Transcribe the full listing below exactly.

>>>>>

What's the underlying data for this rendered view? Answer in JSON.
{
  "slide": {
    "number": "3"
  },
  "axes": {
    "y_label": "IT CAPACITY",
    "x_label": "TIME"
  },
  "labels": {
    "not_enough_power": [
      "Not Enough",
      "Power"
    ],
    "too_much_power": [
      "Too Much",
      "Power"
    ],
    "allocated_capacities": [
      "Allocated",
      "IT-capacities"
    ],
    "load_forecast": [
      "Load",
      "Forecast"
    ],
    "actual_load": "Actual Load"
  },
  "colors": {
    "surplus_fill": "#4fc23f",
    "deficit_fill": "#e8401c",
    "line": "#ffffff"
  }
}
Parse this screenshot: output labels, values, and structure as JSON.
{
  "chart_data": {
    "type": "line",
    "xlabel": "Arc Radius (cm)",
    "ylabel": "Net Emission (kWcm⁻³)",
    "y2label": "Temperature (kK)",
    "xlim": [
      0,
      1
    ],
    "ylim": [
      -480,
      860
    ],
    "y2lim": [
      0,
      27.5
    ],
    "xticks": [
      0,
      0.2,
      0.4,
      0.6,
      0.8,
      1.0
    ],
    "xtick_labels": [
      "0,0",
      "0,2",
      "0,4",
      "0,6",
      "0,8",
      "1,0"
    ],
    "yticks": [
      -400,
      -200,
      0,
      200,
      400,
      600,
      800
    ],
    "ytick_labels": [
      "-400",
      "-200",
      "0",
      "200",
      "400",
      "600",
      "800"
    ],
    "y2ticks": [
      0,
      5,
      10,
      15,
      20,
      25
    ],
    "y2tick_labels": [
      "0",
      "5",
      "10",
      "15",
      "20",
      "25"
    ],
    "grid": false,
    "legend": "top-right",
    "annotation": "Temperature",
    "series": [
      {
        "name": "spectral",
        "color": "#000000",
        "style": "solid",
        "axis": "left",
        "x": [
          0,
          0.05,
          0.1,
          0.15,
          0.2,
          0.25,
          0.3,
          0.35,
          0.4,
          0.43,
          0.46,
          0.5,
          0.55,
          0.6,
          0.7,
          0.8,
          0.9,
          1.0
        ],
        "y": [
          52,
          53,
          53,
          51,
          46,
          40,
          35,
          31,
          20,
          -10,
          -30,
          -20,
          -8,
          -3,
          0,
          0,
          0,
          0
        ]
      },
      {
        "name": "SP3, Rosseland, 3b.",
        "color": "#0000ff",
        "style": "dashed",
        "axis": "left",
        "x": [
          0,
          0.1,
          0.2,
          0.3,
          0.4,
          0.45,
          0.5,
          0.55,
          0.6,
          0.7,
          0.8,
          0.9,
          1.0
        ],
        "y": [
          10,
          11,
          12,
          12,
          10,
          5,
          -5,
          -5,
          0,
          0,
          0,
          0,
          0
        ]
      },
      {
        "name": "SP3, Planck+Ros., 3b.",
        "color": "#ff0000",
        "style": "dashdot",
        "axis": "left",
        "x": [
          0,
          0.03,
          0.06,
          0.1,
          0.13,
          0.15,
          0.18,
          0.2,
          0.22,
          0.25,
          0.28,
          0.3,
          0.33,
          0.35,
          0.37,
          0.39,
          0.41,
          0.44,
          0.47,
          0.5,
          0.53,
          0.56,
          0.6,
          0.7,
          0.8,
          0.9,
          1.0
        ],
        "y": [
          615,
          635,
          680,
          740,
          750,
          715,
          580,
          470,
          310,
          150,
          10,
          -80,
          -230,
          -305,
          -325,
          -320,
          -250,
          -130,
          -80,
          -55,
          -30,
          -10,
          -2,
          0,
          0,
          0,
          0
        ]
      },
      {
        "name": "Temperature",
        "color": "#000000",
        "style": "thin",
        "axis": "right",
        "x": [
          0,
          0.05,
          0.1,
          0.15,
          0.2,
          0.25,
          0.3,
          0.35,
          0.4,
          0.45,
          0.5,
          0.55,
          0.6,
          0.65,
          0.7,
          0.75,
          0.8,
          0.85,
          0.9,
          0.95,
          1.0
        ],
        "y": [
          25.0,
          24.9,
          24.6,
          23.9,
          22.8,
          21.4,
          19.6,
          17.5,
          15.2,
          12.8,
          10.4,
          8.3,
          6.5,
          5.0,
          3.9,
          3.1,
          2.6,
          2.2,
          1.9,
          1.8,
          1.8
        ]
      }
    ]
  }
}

<<<<<

> **Reply**:
What's the underlying data for this rendered view? Answer in JSON.
{
  "slide": {
    "number": "3"
  },
  "axes": {
    "y_label": "IT CAPACITY",
    "x_label": "TIME"
  },
  "labels": {
    "not_enough_power": [
      "Not Enough",
      "Power"
    ],
    "too_much_power": [
      "Too Much",
      "Power"
    ],
    "allocated_capacities": [
      "Allocated",
      "IT-capacities"
    ],
    "load_forecast": [
      "Load",
      "Forecast"
    ],
    "actual_load": "Actual Load"
  },
  "colors": {
    "surplus_fill": "#4fc23f",
    "deficit_fill": "#e8401c",
    "line": "#ffffff"
  }
}
Parse this screenshot: output labels, values, and structure as JSON.
{
  "chart_data": {
    "type": "line",
    "xlabel": "Arc Radius (cm)",
    "ylabel": "Net Emission (kWcm⁻³)",
    "y2label": "Temperature (kK)",
    "xlim": [
      0,
      1
    ],
    "ylim": [
      -480,
      860
    ],
    "y2lim": [
      0,
      27.5
    ],
    "xticks": [
      0,
      0.2,
      0.4,
      0.6,
      0.8,
      1.0
    ],
    "xtick_labels": [
      "0,0",
      "0,2",
      "0,4",
      "0,6",
      "0,8",
      "1,0"
    ],
    "yticks": [
      -400,
      -200,
      0,
      200,
      400,
      600,
      800
    ],
    "ytick_labels": [
      "-400",
      "-200",
      "0",
      "200",
      "400",
      "600",
      "800"
    ],
    "y2ticks": [
      0,
      5,
      10,
      15,
      20,
      25
    ],
    "y2tick_labels": [
      "0",
      "5",
      "10",
      "15",
      "20",
      "25"
    ],
    "grid": false,
    "legend": "top-right",
    "annotation": "Temperature",
    "series": [
      {
        "name": "spectral",
        "color": "#000000",
        "style": "solid",
        "axis": "left",
        "x": [
          0,
          0.05,
          0.1,
          0.15,
          0.2,
          0.25,
          0.3,
          0.35,
          0.4,
          0.43,
          0.46,
          0.5,
          0.55,
          0.6,
          0.7,
          0.8,
          0.9,
          1.0
        ],
        "y": [
          52,
          53,
          53,
          51,
          46,
          40,
          35,
          31,
          20,
          -10,
          -30,
          -20,
          -8,
          -3,
          0,
          0,
          0,
          0
        ]
      },
      {
        "name": "SP3, Rosseland, 3b.",
        "color": "#0000ff",
        "style": "dashed",
        "axis": "left",
        "x": [
          0,
          0.1,
          0.2,
          0.3,
          0.4,
          0.45,
          0.5,
          0.55,
          0.6,
          0.7,
          0.8,
          0.9,
          1.0
        ],
        "y": [
          10,
          11,
          12,
          12,
          10,
          5,
          -5,
          -5,
          0,
          0,
          0,
          0,
          0
        ]
      },
      {
        "name": "SP3, Planck+Ros., 3b.",
        "color": "#ff0000",
        "style": "dashdot",
        "axis": "left",
        "x": [
          0,
          0.03,
          0.06,
          0.1,
          0.13,
          0.15,
          0.18,
          0.2,
          0.22,
          0.25,
          0.28,
          0.3,
          0.33,
          0.35,
          0.37,
          0.39,
          0.41,
          0.44,
          0.47,
          0.5,
          0.53,
          0.56,
          0.6,
          0.7,
          0.8,
          0.9,
          1.0
        ],
        "y": [
          615,
          635,
          680,
          740,
          750,
          715,
          580,
          470,
          310,
          150,
          10,
          -80,
          -230,
          -305,
          -325,
          -320,
          -250,
          -130,
          -80,
          -55,
          -30,
          -10,
          -2,
          0,
          0,
          0,
          0
        ]
      },
      {
        "name": "Temperature",
        "color": "#000000",
        "style": "thin",
        "axis": "right",
        "x": [
          0,
          0.05,
          0.1,
          0.15,
          0.2,
          0.25,
          0.3,
          0.35,
          0.4,
          0.45,
          0.5,
          0.55,
          0.6,
          0.65,
          0.7,
          0.75,
          0.8,
          0.85,
          0.9,
          0.95,
          1.0
        ],
        "y": [
          25.0,
          24.9,
          24.6,
          23.9,
          22.8,
          21.4,
          19.6,
          17.5,
          15.2,
          12.8,
          10.4,
          8.3,
          6.5,
          5.0,
          3.9,
          3.1,
          2.6,
          2.2,
          1.9,
          1.8,
          1.8
        ]
      }
    ]
  }
}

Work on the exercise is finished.